-- Begin Records for processing --
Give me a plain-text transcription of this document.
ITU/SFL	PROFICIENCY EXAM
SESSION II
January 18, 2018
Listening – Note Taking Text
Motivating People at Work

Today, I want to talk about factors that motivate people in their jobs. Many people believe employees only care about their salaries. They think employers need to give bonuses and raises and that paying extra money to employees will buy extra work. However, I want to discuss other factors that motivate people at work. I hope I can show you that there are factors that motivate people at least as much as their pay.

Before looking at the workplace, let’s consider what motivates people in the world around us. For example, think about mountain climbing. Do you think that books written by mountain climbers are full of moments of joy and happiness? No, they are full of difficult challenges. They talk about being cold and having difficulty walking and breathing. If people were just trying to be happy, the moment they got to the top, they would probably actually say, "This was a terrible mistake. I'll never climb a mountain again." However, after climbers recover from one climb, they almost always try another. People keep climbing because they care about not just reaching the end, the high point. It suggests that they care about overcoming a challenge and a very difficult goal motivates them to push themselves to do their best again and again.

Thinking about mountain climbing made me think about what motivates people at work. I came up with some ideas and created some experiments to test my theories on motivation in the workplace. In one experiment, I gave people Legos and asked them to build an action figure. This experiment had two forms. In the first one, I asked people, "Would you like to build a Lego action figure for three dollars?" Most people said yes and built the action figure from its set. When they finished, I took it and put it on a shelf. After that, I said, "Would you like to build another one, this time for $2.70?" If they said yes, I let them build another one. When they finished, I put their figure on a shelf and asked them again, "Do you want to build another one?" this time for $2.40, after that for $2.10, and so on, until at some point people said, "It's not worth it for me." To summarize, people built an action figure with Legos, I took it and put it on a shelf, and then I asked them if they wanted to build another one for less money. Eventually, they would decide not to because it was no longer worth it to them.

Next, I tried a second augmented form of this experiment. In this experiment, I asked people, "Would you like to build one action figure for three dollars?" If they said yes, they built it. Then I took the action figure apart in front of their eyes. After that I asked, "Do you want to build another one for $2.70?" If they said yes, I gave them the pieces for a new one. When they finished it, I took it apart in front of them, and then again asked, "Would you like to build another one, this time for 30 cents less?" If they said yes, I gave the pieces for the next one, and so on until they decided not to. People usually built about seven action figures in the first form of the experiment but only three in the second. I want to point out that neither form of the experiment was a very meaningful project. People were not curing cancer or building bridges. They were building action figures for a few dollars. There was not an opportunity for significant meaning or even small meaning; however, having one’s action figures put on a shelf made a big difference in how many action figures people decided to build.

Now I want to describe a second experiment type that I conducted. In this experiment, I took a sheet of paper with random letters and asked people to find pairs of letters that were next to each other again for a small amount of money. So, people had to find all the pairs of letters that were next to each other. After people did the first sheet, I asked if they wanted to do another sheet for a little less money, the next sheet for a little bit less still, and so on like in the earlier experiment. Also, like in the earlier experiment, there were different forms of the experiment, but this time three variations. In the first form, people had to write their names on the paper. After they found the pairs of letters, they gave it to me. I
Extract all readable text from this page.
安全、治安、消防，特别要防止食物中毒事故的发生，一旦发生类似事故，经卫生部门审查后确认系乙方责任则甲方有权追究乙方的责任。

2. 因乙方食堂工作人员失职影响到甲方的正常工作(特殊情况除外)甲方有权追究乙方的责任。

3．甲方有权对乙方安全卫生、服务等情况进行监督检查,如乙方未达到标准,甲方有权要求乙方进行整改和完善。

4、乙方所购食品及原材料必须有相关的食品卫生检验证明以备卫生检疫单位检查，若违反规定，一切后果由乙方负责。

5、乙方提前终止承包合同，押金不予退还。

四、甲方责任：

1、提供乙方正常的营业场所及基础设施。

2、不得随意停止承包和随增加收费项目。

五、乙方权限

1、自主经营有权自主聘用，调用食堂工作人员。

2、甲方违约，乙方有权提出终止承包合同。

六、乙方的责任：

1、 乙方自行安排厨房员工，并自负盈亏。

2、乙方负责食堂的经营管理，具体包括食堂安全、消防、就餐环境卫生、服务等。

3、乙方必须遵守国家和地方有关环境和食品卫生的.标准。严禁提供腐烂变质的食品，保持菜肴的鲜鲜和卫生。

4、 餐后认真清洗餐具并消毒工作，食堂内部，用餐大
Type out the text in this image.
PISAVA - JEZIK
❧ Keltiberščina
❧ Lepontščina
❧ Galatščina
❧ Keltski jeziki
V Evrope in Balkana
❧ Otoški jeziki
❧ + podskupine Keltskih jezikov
-- End Records for processing --
Transcribe the entire listing above precisely.

Give me a plain-text transcription of this document.
ITU/SFL	PROFICIENCY EXAM
SESSION II
January 18, 2018
Listening – Note Taking Text
Motivating People at Work

Today, I want to talk about factors that motivate people in their jobs. Many people believe employees only care about their salaries. They think employers need to give bonuses and raises and that paying extra money to employees will buy extra work. However, I want to discuss other factors that motivate people at work. I hope I can show you that there are factors that motivate people at least as much as their pay.

Before looking at the workplace, let’s consider what motivates people in the world around us. For example, think about mountain climbing. Do you think that books written by mountain climbers are full of moments of joy and happiness? No, they are full of difficult challenges. They talk about being cold and having difficulty walking and breathing. If people were just trying to be happy, the moment they got to the top, they would probably actually say, "This was a terrible mistake. I'll never climb a mountain again." However, after climbers recover from one climb, they almost always try another. People keep climbing because they care about not just reaching the end, the high point. It suggests that they care about overcoming a challenge and a very difficult goal motivates them to push themselves to do their best again and again.

Thinking about mountain climbing made me think about what motivates people at work. I came up with some ideas and created some experiments to test my theories on motivation in the workplace. In one experiment, I gave people Legos and asked them to build an action figure. This experiment had two forms. In the first one, I asked people, "Would you like to build a Lego action figure for three dollars?" Most people said yes and built the action figure from its set. When they finished, I took it and put it on a shelf. After that, I said, "Would you like to build another one, this time for $2.70?" If they said yes, I let them build another one. When they finished, I put their figure on a shelf and asked them again, "Do you want to build another one?" this time for $2.40, after that for $2.10, and so on, until at some point people said, "It's not worth it for me." To summarize, people built an action figure with Legos, I took it and put it on a shelf, and then I asked them if they wanted to build another one for less money. Eventually, they would decide not to because it was no longer worth it to them.

Next, I tried a second augmented form of this experiment. In this experiment, I asked people, "Would you like to build one action figure for three dollars?" If they said yes, they built it. Then I took the action figure apart in front of their eyes. After that I asked, "Do you want to build another one for $2.70?" If they said yes, I gave them the pieces for a new one. When they finished it, I took it apart in front of them, and then again asked, "Would you like to build another one, this time for 30 cents less?" If they said yes, I gave the pieces for the next one, and so on until they decided not to. People usually built about seven action figures in the first form of the experiment but only three in the second. I want to point out that neither form of the experiment was a very meaningful project. People were not curing cancer or building bridges. They were building action figures for a few dollars. There was not an opportunity for significant meaning or even small meaning; however, having one’s action figures put on a shelf made a big difference in how many action figures people decided to build.

Now I want to describe a second experiment type that I conducted. In this experiment, I took a sheet of paper with random letters and asked people to find pairs of letters that were next to each other again for a small amount of money. So, people had to find all the pairs of letters that were next to each other. After people did the first sheet, I asked if they wanted to do another sheet for a little less money, the next sheet for a little bit less still, and so on like in the earlier experiment. Also, like in the earlier experiment, there were different forms of the experiment, but this time three variations. In the first form, people had to write their names on the paper. After they found the pairs of letters, they gave it to me. I
Extract all readable text from this page.
安全、治安、消防，特别要防止食物中毒事故的发生，一旦发生类似事故，经卫生部门审查后确认系乙方责任则甲方有权追究乙方的责任。

2. 因乙方食堂工作人员失职影响到甲方的正常工作(特殊情况除外)甲方有权追究乙方的责任。

3．甲方有权对乙方安全卫生、服务等情况进行监督检查,如乙方未达到标准,甲方有权要求乙方进行整改和完善。

4、乙方所购食品及原材料必须有相关的食品卫生检验证明以备卫生检疫单位检查，若违反规定，一切后果由乙方负责。

5、乙方提前终止承包合同，押金不予退还。

四、甲方责任：

1、提供乙方正常的营业场所及基础设施。

2、不得随意停止承包和随增加收费项目。

五、乙方权限

1、自主经营有权自主聘用，调用食堂工作人员。

2、甲方违约，乙方有权提出终止承包合同。

六、乙方的责任：

1、 乙方自行安排厨房员工，并自负盈亏。

2、乙方负责食堂的经营管理，具体包括食堂安全、消防、就餐环境卫生、服务等。

3、乙方必须遵守国家和地方有关环境和食品卫生的.标准。严禁提供腐烂变质的食品，保持菜肴的鲜鲜和卫生。

4、 餐后认真清洗餐具并消毒工作，食堂内部，用餐大
Type out the text in this image.
PISAVA - JEZIK
❧ Keltiberščina
❧ Lepontščina
❧ Galatščina
❧ Keltski jeziki
V Evrope in Balkana
❧ Otoški jeziki
❧ + podskupine Keltskih jezikov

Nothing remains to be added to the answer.